§ **EXERCISE AIM**
Print every one of the entries below word for word, keeping each line unchanged.

§ **EXTRACTED RECORDS**
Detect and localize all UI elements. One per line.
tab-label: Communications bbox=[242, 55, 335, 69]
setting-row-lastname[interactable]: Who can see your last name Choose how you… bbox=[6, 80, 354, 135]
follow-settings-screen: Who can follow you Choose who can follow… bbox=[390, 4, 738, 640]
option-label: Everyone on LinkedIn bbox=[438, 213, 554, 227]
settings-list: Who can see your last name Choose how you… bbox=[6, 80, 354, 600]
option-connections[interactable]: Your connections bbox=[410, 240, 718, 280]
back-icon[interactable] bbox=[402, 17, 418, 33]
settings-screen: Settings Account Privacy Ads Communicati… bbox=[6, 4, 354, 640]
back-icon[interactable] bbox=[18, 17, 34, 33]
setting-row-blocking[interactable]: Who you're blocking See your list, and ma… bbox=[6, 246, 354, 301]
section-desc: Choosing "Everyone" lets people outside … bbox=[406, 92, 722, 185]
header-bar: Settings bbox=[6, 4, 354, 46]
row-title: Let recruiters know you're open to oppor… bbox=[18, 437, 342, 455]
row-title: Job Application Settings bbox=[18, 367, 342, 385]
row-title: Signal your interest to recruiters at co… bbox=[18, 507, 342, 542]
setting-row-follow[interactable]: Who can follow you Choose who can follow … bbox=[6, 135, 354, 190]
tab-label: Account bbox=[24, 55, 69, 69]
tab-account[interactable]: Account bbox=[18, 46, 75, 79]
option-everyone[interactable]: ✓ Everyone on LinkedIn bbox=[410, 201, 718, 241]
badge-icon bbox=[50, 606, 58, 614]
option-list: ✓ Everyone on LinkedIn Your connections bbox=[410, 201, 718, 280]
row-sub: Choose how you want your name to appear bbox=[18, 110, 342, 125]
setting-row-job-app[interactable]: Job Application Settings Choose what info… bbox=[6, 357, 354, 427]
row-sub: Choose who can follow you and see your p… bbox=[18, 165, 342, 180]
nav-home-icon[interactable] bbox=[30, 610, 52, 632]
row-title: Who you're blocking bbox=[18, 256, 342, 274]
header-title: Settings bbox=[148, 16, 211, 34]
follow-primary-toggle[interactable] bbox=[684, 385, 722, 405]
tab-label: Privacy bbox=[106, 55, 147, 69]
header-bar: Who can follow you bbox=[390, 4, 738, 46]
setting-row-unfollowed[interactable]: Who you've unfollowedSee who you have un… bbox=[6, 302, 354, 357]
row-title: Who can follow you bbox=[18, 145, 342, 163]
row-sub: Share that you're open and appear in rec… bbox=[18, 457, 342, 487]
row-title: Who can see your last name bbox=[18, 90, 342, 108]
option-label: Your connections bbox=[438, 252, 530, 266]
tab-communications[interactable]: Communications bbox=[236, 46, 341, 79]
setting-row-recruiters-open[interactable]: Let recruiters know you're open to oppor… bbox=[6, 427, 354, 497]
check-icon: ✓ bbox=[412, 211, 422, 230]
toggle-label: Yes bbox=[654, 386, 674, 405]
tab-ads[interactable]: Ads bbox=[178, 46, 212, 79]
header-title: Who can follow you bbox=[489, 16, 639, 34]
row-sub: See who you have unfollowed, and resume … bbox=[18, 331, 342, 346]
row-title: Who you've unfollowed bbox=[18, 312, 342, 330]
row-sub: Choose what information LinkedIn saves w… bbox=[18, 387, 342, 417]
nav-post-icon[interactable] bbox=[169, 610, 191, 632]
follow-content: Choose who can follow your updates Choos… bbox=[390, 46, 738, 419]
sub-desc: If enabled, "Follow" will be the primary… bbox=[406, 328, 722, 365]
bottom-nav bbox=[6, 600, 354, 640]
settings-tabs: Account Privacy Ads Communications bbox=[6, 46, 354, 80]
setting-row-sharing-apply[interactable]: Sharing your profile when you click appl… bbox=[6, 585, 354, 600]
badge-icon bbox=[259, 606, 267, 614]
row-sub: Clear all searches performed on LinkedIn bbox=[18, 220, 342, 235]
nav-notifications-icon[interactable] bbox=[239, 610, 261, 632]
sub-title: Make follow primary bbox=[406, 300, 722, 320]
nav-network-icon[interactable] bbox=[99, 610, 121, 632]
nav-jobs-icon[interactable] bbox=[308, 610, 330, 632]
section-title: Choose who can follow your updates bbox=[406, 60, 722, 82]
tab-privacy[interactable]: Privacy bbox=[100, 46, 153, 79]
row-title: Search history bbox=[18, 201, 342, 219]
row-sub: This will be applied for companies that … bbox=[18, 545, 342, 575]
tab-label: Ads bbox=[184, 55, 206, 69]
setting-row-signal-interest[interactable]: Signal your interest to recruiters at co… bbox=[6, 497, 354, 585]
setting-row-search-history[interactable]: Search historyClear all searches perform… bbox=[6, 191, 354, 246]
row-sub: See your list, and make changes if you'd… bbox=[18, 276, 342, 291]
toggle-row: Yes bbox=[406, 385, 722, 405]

§ **EXERCISE RESULT**
Detect and localize all UI elements. One per line.
tab-label: Communications bbox=[242, 55, 335, 69]
setting-row-lastname[interactable]: Who can see your last name Choose how you… bbox=[6, 80, 354, 135]
follow-settings-screen: Who can follow you Choose who can follow… bbox=[390, 4, 738, 640]
option-label: Everyone on LinkedIn bbox=[438, 213, 554, 227]
settings-list: Who can see your last name Choose how you… bbox=[6, 80, 354, 600]
option-connections[interactable]: Your connections bbox=[410, 240, 718, 280]
back-icon[interactable] bbox=[402, 17, 418, 33]
settings-screen: Settings Account Privacy Ads Communicati… bbox=[6, 4, 354, 640]
back-icon[interactable] bbox=[18, 17, 34, 33]
setting-row-blocking[interactable]: Who you're blocking See your list, and ma… bbox=[6, 246, 354, 301]
section-desc: Choosing "Everyone" lets people outside … bbox=[406, 92, 722, 185]
header-bar: Settings bbox=[6, 4, 354, 46]
row-title: Let recruiters know you're open to oppor… bbox=[18, 437, 342, 455]
row-title: Job Application Settings bbox=[18, 367, 342, 385]
row-title: Signal your interest to recruiters at co… bbox=[18, 507, 342, 542]
setting-row-follow[interactable]: Who can follow you Choose who can follow … bbox=[6, 135, 354, 190]
tab-label: Account bbox=[24, 55, 69, 69]
tab-account[interactable]: Account bbox=[18, 46, 75, 79]
option-everyone[interactable]: ✓ Everyone on LinkedIn bbox=[410, 201, 718, 241]
badge-icon bbox=[50, 606, 58, 614]
option-list: ✓ Everyone on LinkedIn Your connections bbox=[410, 201, 718, 280]
row-sub: Choose how you want your name to appear bbox=[18, 110, 342, 125]
setting-row-job-app[interactable]: Job Application Settings Choose what info… bbox=[6, 357, 354, 427]
row-sub: Choose who can follow you and see your p… bbox=[18, 165, 342, 180]
nav-home-icon[interactable] bbox=[30, 610, 52, 632]
row-title: Who you're blocking bbox=[18, 256, 342, 274]
header-title: Settings bbox=[148, 16, 211, 34]
follow-primary-toggle[interactable] bbox=[684, 385, 722, 405]
tab-label: Privacy bbox=[106, 55, 147, 69]
header-bar: Who can follow you bbox=[390, 4, 738, 46]
setting-row-unfollowed[interactable]: Who you've unfollowedSee who you have un… bbox=[6, 302, 354, 357]
row-title: Who can follow you bbox=[18, 145, 342, 163]
row-sub: Share that you're open and appear in rec… bbox=[18, 457, 342, 487]
row-title: Who can see your last name bbox=[18, 90, 342, 108]
option-label: Your connections bbox=[438, 252, 530, 266]
tab-communications[interactable]: Communications bbox=[236, 46, 341, 79]
setting-row-recruiters-open[interactable]: Let recruiters know you're open to oppor… bbox=[6, 427, 354, 497]
check-icon: ✓ bbox=[412, 211, 422, 230]
toggle-label: Yes bbox=[654, 386, 674, 405]
tab-ads[interactable]: Ads bbox=[178, 46, 212, 79]
header-title: Who can follow you bbox=[489, 16, 639, 34]
row-sub: See who you have unfollowed, and resume … bbox=[18, 331, 342, 346]
row-title: Who you've unfollowed bbox=[18, 312, 342, 330]
row-sub: Choose what information LinkedIn saves w… bbox=[18, 387, 342, 417]
nav-post-icon[interactable] bbox=[169, 610, 191, 632]
follow-content: Choose who can follow your updates Choos… bbox=[390, 46, 738, 419]
sub-desc: If enabled, "Follow" will be the primary… bbox=[406, 328, 722, 365]
bottom-nav bbox=[6, 600, 354, 640]
settings-tabs: Account Privacy Ads Communications bbox=[6, 46, 354, 80]
setting-row-sharing-apply[interactable]: Sharing your profile when you click appl… bbox=[6, 585, 354, 600]
badge-icon bbox=[259, 606, 267, 614]
row-sub: Clear all searches performed on LinkedIn bbox=[18, 220, 342, 235]
nav-notifications-icon[interactable] bbox=[239, 610, 261, 632]
sub-title: Make follow primary bbox=[406, 300, 722, 320]
nav-network-icon[interactable] bbox=[99, 610, 121, 632]
nav-jobs-icon[interactable] bbox=[308, 610, 330, 632]
section-title: Choose who can follow your updates bbox=[406, 60, 722, 82]
tab-privacy[interactable]: Privacy bbox=[100, 46, 153, 79]
row-title: Search history bbox=[18, 201, 342, 219]
row-sub: This will be applied for companies that … bbox=[18, 545, 342, 575]
tab-label: Ads bbox=[184, 55, 206, 69]
setting-row-signal-interest[interactable]: Signal your interest to recruiters at co… bbox=[6, 497, 354, 585]
setting-row-search-history[interactable]: Search historyClear all searches perform… bbox=[6, 191, 354, 246]
row-sub: See your list, and make changes if you'd… bbox=[18, 276, 342, 291]
toggle-row: Yes bbox=[406, 385, 722, 405]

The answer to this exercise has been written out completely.